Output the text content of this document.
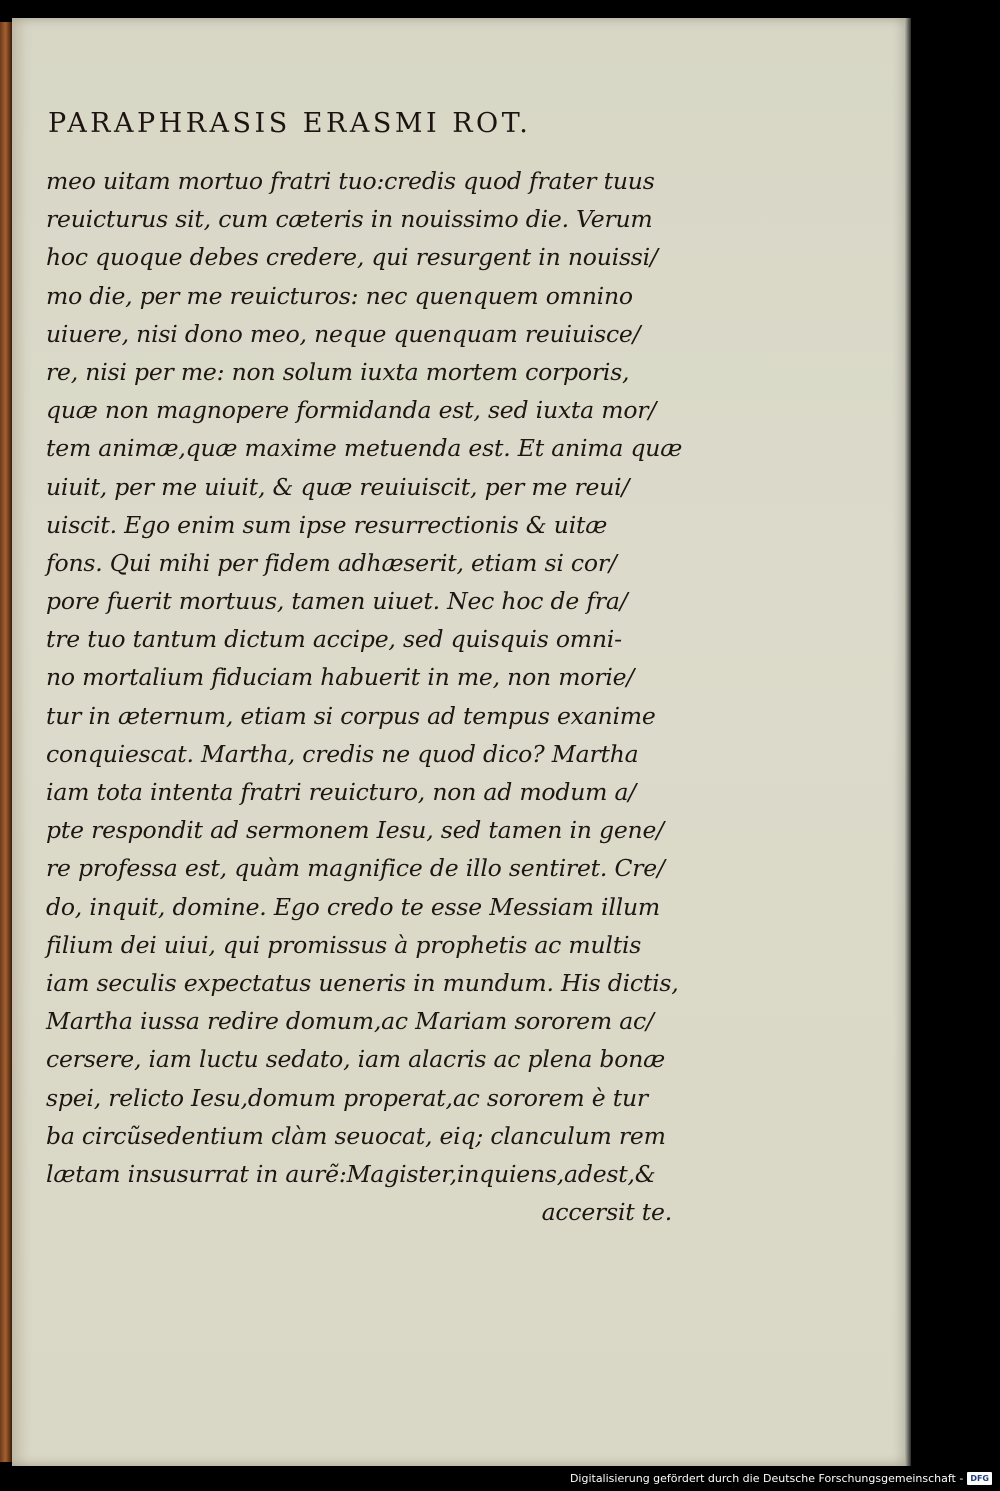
PARAPHRASIS ERASMI ROT.
meo uitam mortuo fratri tuo:credis quod frater tuus
reuicturus sit, cum cæteris in nouissimo die. Verum
hoc quoque debes credere, qui resurgent in nouissi/
mo die, per me reuicturos: nec quenquem omnino
uiuere, nisi dono meo, neque quenquam reuiuisce/
re, nisi per me: non solum iuxta mortem corporis,
quæ non magnopere formidanda est, sed iuxta mor/
tem animæ,quæ maxime metuenda est. Et anima quæ
uiuit, per me uiuit, & quæ reuiuiscit, per me reui/
uiscit. Ego enim sum ipse resurrectionis & uitæ
fons. Qui mihi per fidem adhæserit, etiam si cor/
pore fuerit mortuus, tamen uiuet. Nec hoc de fra/
tre tuo tantum dictum accipe, sed quisquis omni-
no mortalium fiduciam habuerit in me, non morie/
tur in æternum, etiam si corpus ad tempus exanime
conquiescat. Martha, credis ne quod dico? Martha
iam tota intenta fratri reuicturo, non ad modum a/
pte respondit ad sermonem Iesu, sed tamen in gene/
re professa est, quàm magnifice de illo sentiret. Cre/
do, inquit, domine. Ego credo te esse Messiam illum
filium dei uiui, qui promissus à prophetis ac multis
iam seculis expectatus ueneris in mundum. His dictis,
Martha iussa redire domum,ac Mariam sororem ac/
cersere, iam luctu sedato, iam alacris ac plena bonæ
spei, relicto Iesu,domum properat,ac sororem è tur
ba circũsedentium clàm seuocat, eiq; clanculum rem
lætam insusurrat in aurẽ:Magister,inquiens,adest,&
accersit te.
Digitalisierung gefördert durch die Deutsche Forschungsgemeinschaft - DFG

### [EXERCISE]
Search the listing for the string "nisi". Copy each line where it turns up.

### [WRITTEN SOLUTION]
uiuere, nisi dono meo, neque quenquam reuiuisce/
re, nisi per me: non solum iuxta mortem corporis,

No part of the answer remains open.